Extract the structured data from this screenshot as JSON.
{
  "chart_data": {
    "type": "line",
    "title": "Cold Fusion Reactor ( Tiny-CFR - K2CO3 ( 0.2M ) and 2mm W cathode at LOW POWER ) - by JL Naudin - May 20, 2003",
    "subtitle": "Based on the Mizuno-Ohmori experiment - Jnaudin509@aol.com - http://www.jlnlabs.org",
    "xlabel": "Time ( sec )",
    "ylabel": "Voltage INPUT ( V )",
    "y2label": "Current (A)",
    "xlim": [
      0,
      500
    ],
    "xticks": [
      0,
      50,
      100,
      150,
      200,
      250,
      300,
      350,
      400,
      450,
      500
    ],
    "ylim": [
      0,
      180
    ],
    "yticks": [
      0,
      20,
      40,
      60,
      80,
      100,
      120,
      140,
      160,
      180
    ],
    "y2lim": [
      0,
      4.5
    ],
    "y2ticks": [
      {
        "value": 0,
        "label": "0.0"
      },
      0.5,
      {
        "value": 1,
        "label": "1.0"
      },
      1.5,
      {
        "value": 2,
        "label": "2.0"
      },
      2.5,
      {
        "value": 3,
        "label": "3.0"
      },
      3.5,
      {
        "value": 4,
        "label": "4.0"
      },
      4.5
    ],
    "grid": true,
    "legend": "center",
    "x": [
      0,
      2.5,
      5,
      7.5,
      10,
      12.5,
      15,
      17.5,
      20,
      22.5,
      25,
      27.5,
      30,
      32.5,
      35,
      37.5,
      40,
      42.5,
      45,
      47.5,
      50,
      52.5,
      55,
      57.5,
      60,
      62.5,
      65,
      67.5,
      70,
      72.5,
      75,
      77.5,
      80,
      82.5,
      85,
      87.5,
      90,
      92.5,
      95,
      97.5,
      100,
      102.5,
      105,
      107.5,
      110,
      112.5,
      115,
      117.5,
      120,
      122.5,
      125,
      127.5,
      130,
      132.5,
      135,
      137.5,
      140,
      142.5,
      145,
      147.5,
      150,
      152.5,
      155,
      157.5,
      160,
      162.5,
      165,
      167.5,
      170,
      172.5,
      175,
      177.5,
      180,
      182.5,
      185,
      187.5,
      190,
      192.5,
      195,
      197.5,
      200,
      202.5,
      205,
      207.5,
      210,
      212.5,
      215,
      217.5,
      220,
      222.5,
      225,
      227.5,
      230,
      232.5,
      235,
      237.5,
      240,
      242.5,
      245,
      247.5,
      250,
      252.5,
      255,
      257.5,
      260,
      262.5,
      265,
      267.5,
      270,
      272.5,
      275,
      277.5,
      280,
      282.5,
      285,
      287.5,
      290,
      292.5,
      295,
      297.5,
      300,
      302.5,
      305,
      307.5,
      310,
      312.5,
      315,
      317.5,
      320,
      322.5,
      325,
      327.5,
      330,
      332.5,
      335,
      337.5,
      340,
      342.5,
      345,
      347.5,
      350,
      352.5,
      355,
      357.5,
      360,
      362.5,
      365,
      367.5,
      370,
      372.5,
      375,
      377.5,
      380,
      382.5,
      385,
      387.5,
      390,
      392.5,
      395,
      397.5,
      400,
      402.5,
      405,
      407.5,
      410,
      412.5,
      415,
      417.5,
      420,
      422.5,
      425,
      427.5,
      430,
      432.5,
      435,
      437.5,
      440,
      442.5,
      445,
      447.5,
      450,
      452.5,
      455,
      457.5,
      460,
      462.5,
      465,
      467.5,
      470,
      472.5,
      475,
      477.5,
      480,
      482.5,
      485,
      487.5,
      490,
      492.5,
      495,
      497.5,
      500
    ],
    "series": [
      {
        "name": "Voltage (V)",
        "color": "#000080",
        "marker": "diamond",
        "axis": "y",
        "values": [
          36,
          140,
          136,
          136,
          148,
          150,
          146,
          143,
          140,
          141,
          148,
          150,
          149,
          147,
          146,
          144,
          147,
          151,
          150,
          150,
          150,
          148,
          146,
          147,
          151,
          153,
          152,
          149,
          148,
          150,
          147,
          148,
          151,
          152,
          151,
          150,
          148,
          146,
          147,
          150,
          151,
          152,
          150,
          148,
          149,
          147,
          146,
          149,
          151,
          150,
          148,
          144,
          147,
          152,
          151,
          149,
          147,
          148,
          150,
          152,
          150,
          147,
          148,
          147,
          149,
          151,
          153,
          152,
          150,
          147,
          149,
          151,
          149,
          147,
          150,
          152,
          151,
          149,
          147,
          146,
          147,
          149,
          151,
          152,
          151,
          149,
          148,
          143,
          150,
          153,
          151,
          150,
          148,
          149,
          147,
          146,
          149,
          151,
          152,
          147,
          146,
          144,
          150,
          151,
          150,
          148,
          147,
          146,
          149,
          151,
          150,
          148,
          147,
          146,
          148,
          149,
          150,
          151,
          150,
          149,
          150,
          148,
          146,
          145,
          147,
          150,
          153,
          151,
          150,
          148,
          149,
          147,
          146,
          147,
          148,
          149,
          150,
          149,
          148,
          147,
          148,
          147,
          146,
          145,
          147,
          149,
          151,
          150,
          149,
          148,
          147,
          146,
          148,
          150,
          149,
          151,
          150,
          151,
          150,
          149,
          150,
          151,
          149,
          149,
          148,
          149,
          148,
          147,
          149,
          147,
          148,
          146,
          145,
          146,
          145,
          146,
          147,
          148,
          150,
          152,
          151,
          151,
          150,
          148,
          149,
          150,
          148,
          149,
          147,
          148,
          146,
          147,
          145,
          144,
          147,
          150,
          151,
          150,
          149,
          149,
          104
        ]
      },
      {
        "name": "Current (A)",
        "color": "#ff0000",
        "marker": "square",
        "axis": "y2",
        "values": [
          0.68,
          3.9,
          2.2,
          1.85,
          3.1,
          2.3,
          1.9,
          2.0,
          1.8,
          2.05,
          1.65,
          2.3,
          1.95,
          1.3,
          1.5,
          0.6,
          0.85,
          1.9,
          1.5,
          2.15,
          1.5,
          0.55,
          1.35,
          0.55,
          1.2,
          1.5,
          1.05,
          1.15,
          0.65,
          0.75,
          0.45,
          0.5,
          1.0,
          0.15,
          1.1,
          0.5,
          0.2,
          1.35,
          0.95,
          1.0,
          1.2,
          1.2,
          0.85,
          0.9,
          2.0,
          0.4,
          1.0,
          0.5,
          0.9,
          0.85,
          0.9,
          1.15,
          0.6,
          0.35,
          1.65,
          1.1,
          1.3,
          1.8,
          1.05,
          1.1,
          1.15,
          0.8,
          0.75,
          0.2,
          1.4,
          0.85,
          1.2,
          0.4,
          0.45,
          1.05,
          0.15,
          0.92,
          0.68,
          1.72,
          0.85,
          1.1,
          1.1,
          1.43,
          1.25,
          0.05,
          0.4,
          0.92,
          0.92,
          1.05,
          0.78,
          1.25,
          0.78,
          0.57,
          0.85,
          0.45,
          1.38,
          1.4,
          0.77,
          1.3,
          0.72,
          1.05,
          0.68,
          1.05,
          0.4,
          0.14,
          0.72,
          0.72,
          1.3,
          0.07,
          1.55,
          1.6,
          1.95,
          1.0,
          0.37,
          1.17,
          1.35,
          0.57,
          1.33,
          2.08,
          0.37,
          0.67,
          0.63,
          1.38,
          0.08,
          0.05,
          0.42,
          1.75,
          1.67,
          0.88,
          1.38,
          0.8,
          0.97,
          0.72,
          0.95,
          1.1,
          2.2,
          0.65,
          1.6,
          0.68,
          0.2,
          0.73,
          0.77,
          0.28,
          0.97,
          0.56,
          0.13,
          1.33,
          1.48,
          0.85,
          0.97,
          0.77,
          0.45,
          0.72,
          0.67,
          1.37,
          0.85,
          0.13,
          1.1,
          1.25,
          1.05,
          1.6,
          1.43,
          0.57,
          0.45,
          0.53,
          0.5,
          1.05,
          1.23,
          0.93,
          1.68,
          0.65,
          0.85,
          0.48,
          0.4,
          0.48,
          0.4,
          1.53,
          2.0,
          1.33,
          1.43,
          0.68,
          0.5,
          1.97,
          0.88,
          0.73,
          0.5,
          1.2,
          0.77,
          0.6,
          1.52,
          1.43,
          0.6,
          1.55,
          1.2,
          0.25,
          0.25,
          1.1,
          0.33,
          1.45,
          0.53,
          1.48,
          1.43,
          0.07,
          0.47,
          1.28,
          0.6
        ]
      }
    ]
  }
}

========================================

Task instructions: Scan the listing above for the word "Voltage" and copy every line that holds it.

Response for this exercise:
    "ylabel": "Voltage INPUT ( V )",
        "name": "Voltage (V)",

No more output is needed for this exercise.